* _Data shown_
>>>>>
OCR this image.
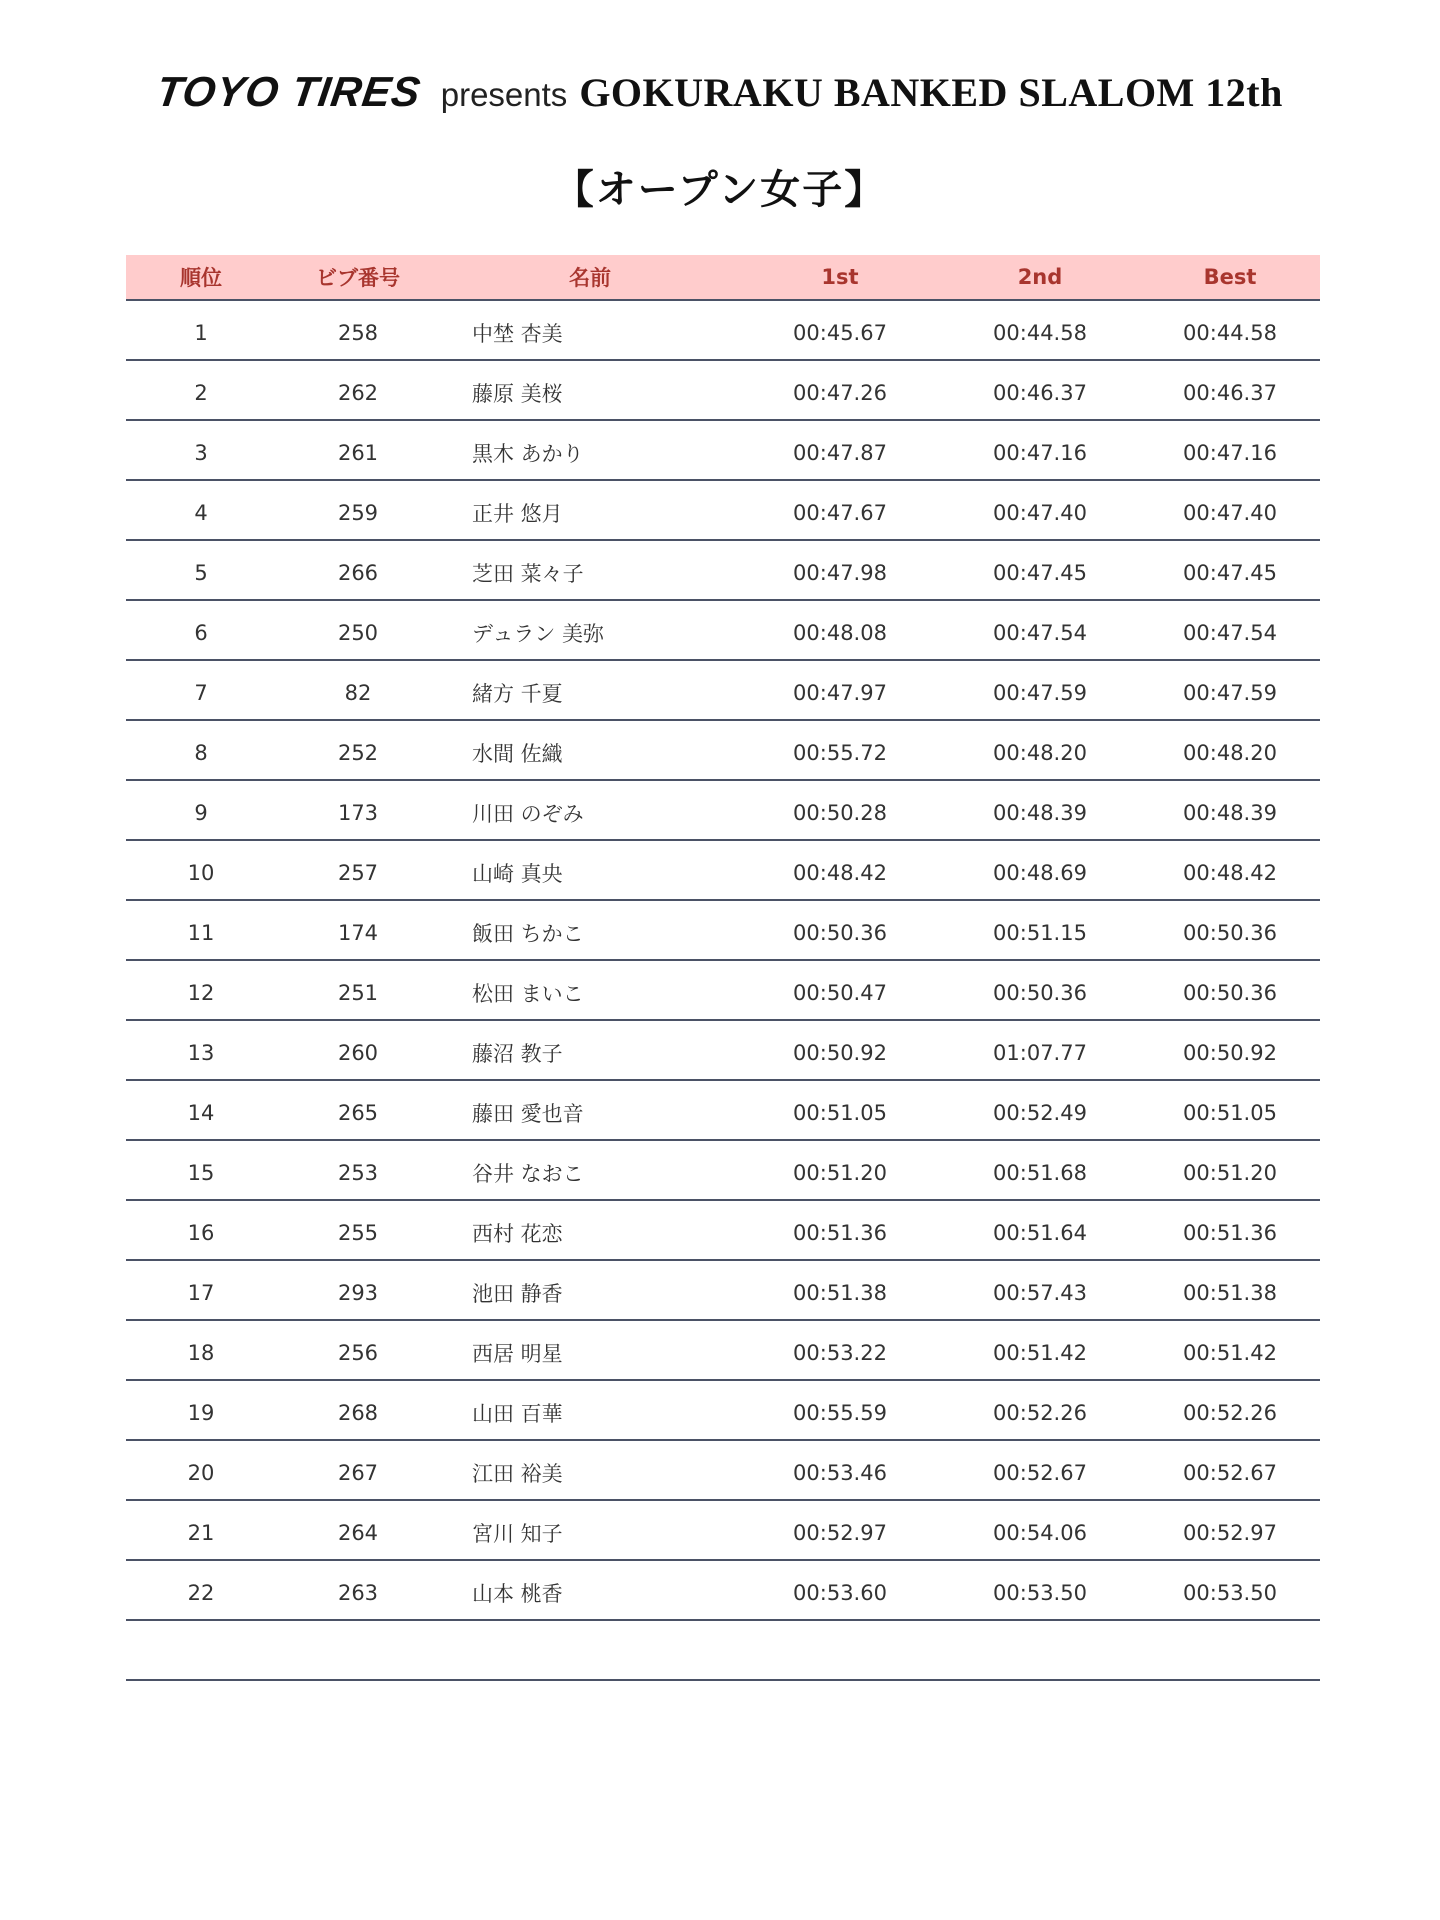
TOYO TIRES presents GOKURAKU BANKED SLALOM 12th
【オープン女子】
順位	ビブ番号	名前	1st	2nd	Best
1	258	中埜 杏美	00:45.67	00:44.58	00:44.58
2	262	藤原 美桜	00:47.26	00:46.37	00:46.37
3	261	黒木 あかり	00:47.87	00:47.16	00:47.16
4	259	正井 悠月	00:47.67	00:47.40	00:47.40
5	266	芝田 菜々子	00:47.98	00:47.45	00:47.45
6	250	デュラン 美弥	00:48.08	00:47.54	00:47.54
7	82	緒方 千夏	00:47.97	00:47.59	00:47.59
8	252	水間 佐織	00:55.72	00:48.20	00:48.20
9	173	川田 のぞみ	00:50.28	00:48.39	00:48.39
10	257	山崎 真央	00:48.42	00:48.69	00:48.42
11	174	飯田 ちかこ	00:50.36	00:51.15	00:50.36
12	251	松田 まいこ	00:50.47	00:50.36	00:50.36
13	260	藤沼 教子	00:50.92	01:07.77	00:50.92
14	265	藤田 愛也音	00:51.05	00:52.49	00:51.05
15	253	谷井 なおこ	00:51.20	00:51.68	00:51.20
16	255	西村 花恋	00:51.36	00:51.64	00:51.36
17	293	池田 静香	00:51.38	00:57.43	00:51.38
18	256	西居 明星	00:53.22	00:51.42	00:51.42
19	268	山田 百華	00:55.59	00:52.26	00:52.26
20	267	江田 裕美	00:53.46	00:52.67	00:52.67
21	264	宮川 知子	00:52.97	00:54.06	00:52.97
22	263	山本 桃香	00:53.60	00:53.50	00:53.50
<<<<<
* _Your objective_
Give the entries again without a single change, but with no pictures.

* _Solution for this exercise_
OCR this image.
TOYO TIRES presents GOKURAKU BANKED SLALOM 12th
【オープン女子】
順位	ビブ番号	名前	1st	2nd	Best
1	258	中埜 杏美	00:45.67	00:44.58	00:44.58
2	262	藤原 美桜	00:47.26	00:46.37	00:46.37
3	261	黒木 あかり	00:47.87	00:47.16	00:47.16
4	259	正井 悠月	00:47.67	00:47.40	00:47.40
5	266	芝田 菜々子	00:47.98	00:47.45	00:47.45
6	250	デュラン 美弥	00:48.08	00:47.54	00:47.54
7	82	緒方 千夏	00:47.97	00:47.59	00:47.59
8	252	水間 佐織	00:55.72	00:48.20	00:48.20
9	173	川田 のぞみ	00:50.28	00:48.39	00:48.39
10	257	山崎 真央	00:48.42	00:48.69	00:48.42
11	174	飯田 ちかこ	00:50.36	00:51.15	00:50.36
12	251	松田 まいこ	00:50.47	00:50.36	00:50.36
13	260	藤沼 教子	00:50.92	01:07.77	00:50.92
14	265	藤田 愛也音	00:51.05	00:52.49	00:51.05
15	253	谷井 なおこ	00:51.20	00:51.68	00:51.20
16	255	西村 花恋	00:51.36	00:51.64	00:51.36
17	293	池田 静香	00:51.38	00:57.43	00:51.38
18	256	西居 明星	00:53.22	00:51.42	00:51.42
19	268	山田 百華	00:55.59	00:52.26	00:52.26
20	267	江田 裕美	00:53.46	00:52.67	00:52.67
21	264	宮川 知子	00:52.97	00:54.06	00:52.97
22	263	山本 桃香	00:53.60	00:53.50	00:53.50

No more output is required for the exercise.